### What needs to be done
Determine the number of lines in the listing below where the string "Ворде" occurs; answer with the number alone.
#### Entries shown ####
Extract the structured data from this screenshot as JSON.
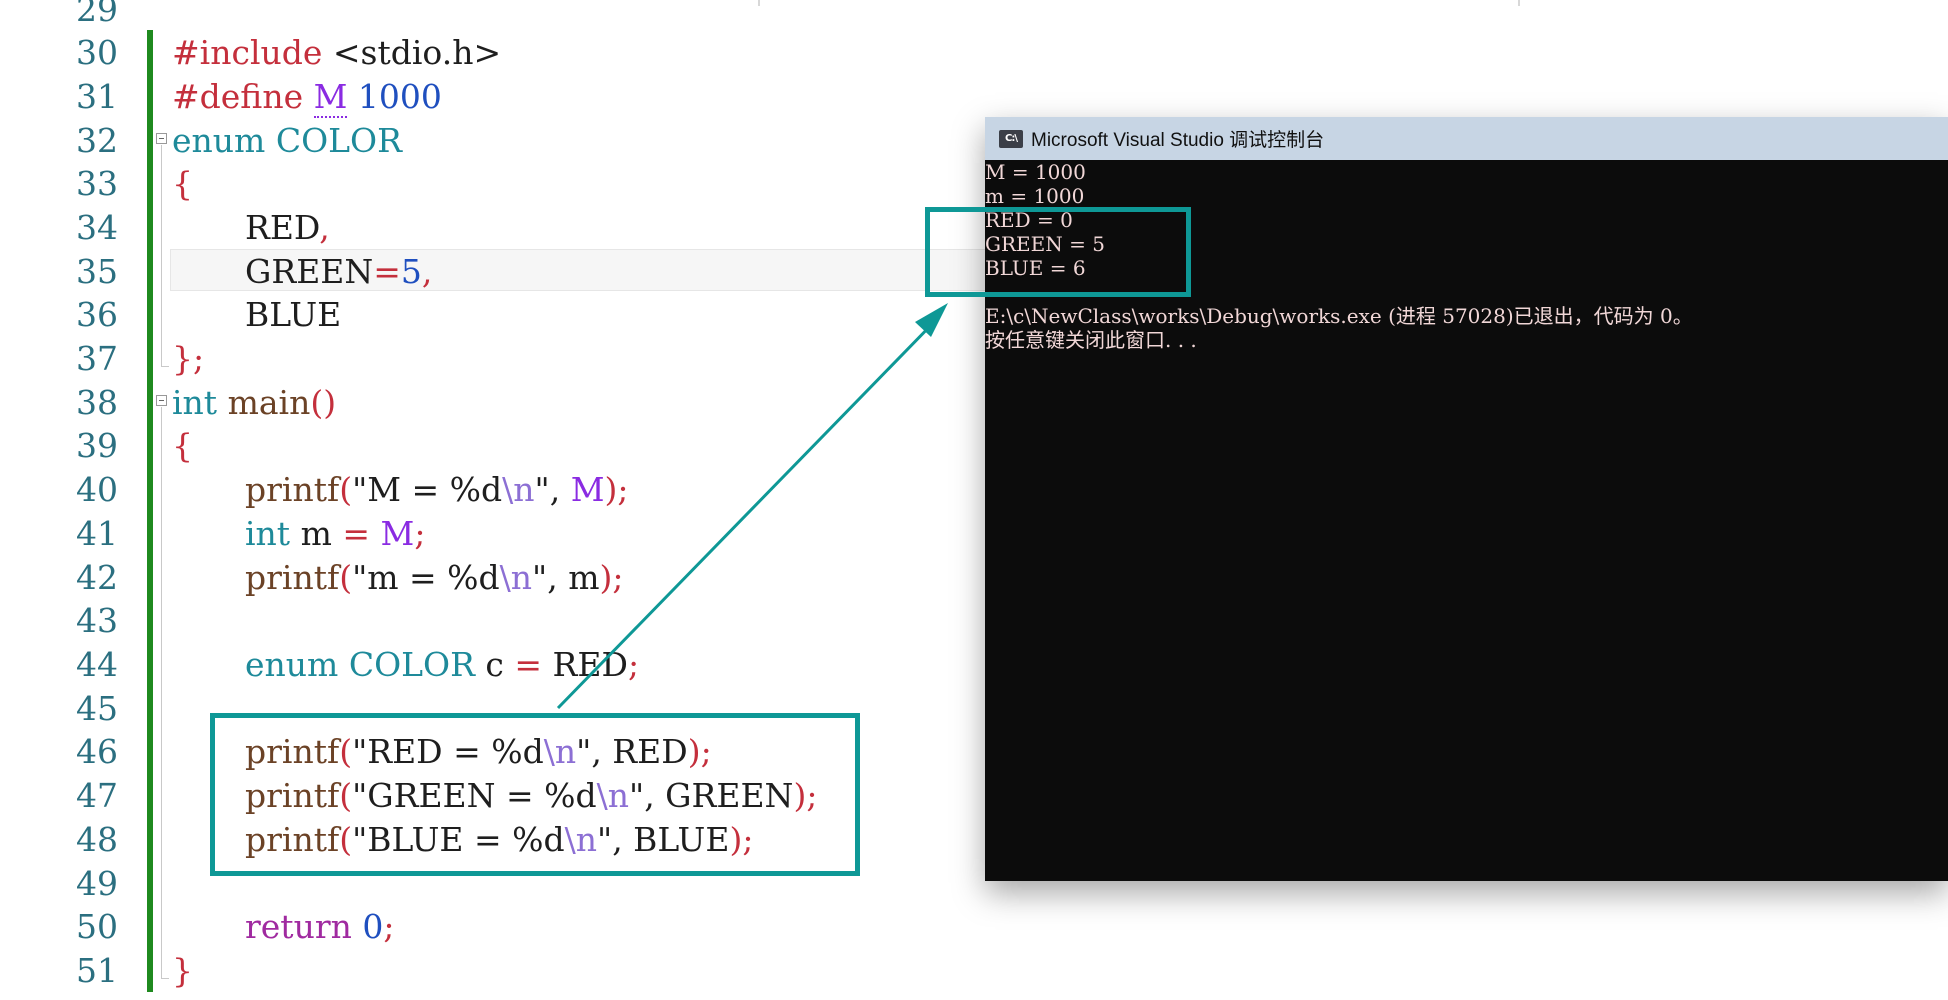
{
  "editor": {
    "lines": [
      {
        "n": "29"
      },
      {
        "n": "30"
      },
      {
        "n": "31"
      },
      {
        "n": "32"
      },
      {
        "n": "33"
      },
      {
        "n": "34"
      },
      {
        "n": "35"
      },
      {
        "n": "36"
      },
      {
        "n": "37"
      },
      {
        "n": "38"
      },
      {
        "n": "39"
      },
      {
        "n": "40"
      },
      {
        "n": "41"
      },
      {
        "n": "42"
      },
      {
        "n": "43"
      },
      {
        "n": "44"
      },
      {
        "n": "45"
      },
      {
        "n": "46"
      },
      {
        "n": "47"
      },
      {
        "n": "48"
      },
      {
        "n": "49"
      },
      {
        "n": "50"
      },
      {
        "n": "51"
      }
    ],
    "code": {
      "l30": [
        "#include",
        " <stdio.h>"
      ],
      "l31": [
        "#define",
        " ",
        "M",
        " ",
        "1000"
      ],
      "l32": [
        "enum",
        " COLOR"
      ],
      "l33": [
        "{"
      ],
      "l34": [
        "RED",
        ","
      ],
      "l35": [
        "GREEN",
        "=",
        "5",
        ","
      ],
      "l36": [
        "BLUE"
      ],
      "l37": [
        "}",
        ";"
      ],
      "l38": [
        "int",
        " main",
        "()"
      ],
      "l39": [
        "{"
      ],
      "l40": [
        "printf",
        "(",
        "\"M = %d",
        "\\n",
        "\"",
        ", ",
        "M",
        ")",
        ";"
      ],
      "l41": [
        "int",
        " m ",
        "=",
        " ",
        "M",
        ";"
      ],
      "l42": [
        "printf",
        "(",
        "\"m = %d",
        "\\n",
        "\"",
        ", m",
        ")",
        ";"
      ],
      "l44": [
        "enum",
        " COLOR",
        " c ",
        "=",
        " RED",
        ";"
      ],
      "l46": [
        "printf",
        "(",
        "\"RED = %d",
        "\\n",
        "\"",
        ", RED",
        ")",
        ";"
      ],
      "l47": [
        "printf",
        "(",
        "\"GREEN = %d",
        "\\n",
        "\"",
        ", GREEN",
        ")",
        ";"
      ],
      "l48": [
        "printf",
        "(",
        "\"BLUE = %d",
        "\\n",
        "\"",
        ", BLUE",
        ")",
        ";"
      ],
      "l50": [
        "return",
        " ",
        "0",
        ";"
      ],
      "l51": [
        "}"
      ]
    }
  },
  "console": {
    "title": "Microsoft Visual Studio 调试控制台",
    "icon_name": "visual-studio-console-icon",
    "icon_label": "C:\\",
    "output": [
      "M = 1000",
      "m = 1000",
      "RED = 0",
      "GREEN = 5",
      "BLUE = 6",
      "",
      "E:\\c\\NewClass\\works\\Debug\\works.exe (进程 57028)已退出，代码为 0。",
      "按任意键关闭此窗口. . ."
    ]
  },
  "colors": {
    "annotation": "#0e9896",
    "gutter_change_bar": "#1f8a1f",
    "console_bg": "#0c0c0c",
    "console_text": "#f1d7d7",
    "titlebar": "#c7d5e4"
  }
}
####
#### Entries shown ####
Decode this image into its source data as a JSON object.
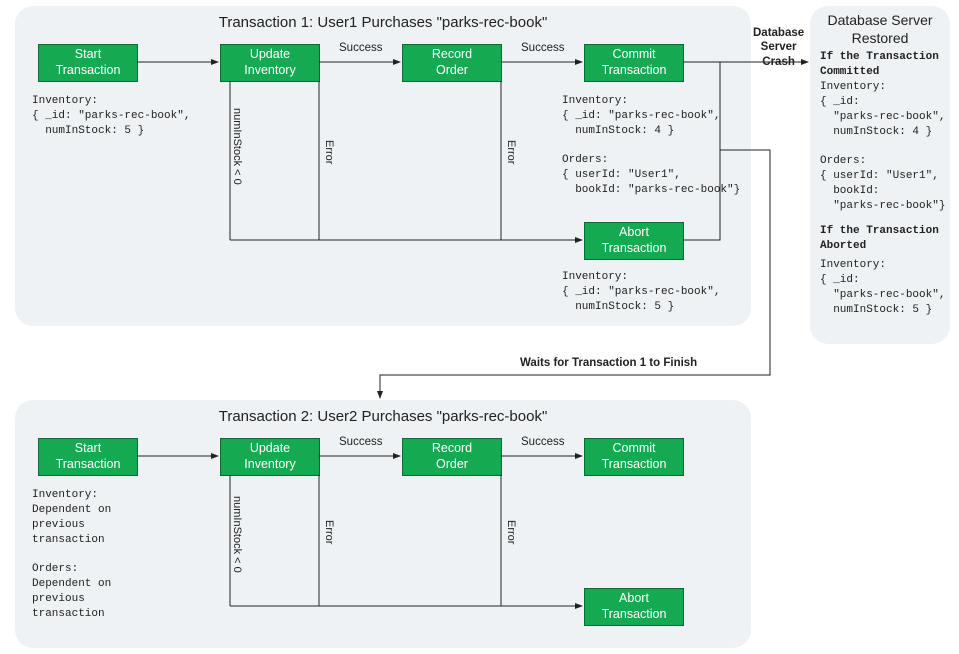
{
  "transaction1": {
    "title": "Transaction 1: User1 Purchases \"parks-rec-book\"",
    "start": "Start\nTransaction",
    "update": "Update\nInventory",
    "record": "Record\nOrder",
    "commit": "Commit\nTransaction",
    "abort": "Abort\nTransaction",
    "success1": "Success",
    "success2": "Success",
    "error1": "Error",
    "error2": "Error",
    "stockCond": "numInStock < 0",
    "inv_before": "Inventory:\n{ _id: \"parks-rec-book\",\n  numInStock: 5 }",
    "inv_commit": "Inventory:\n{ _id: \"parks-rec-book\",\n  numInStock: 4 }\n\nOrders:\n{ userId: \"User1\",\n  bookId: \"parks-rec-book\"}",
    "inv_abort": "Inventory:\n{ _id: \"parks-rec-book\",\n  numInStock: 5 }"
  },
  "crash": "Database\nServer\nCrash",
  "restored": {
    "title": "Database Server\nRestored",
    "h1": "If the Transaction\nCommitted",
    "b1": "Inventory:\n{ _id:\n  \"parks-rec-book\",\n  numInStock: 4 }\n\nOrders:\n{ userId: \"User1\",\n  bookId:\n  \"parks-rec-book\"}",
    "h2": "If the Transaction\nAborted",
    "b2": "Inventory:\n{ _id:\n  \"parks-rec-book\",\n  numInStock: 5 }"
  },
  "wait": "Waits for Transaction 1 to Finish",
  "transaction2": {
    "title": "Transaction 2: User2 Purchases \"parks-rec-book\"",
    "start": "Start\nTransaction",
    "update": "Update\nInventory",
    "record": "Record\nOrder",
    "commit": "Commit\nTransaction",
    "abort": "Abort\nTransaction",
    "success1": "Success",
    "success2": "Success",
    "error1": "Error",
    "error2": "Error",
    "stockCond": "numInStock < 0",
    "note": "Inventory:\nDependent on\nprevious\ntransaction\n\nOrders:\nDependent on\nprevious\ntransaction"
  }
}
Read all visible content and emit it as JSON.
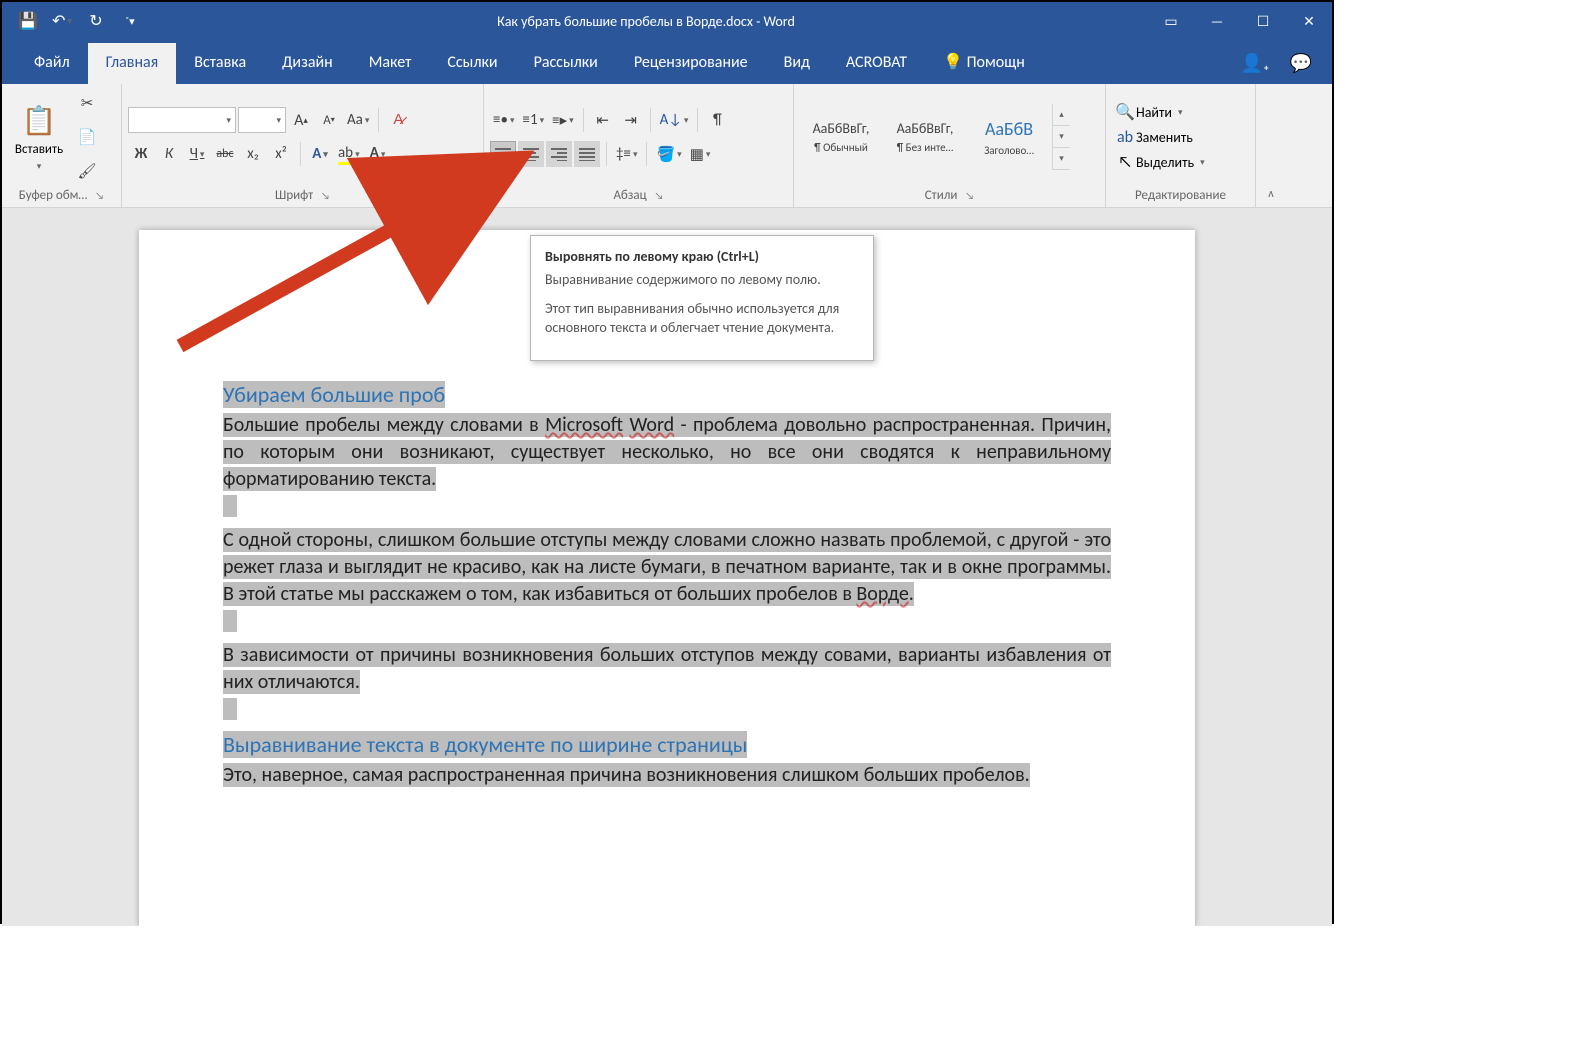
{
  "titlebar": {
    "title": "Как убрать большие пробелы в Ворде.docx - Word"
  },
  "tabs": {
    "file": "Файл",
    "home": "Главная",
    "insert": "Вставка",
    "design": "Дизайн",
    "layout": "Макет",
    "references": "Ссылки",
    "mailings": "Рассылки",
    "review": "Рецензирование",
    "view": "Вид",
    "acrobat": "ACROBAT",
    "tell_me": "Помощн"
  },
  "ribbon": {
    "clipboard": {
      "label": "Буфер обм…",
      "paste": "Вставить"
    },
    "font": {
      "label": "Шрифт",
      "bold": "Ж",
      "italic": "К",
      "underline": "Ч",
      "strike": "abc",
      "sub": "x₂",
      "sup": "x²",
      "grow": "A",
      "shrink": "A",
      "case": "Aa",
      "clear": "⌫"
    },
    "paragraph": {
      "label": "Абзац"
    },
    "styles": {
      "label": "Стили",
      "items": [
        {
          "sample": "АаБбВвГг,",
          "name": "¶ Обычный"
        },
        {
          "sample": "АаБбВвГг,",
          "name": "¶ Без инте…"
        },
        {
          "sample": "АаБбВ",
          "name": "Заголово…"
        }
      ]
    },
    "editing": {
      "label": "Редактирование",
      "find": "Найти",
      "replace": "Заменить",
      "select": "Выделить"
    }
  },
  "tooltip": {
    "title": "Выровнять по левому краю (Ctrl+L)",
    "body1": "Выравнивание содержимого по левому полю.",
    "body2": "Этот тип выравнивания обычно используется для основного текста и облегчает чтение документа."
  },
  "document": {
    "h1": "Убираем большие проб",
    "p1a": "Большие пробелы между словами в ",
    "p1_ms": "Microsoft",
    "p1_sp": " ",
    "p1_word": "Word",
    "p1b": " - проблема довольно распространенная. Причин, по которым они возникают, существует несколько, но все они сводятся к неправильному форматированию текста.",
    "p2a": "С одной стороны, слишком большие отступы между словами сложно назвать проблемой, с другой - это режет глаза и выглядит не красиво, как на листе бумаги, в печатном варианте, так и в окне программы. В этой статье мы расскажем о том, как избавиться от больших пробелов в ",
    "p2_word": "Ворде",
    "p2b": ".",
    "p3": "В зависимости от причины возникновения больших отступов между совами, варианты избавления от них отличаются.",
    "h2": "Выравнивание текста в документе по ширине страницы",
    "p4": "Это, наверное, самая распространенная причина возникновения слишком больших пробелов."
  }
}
####
### Completed exercise
2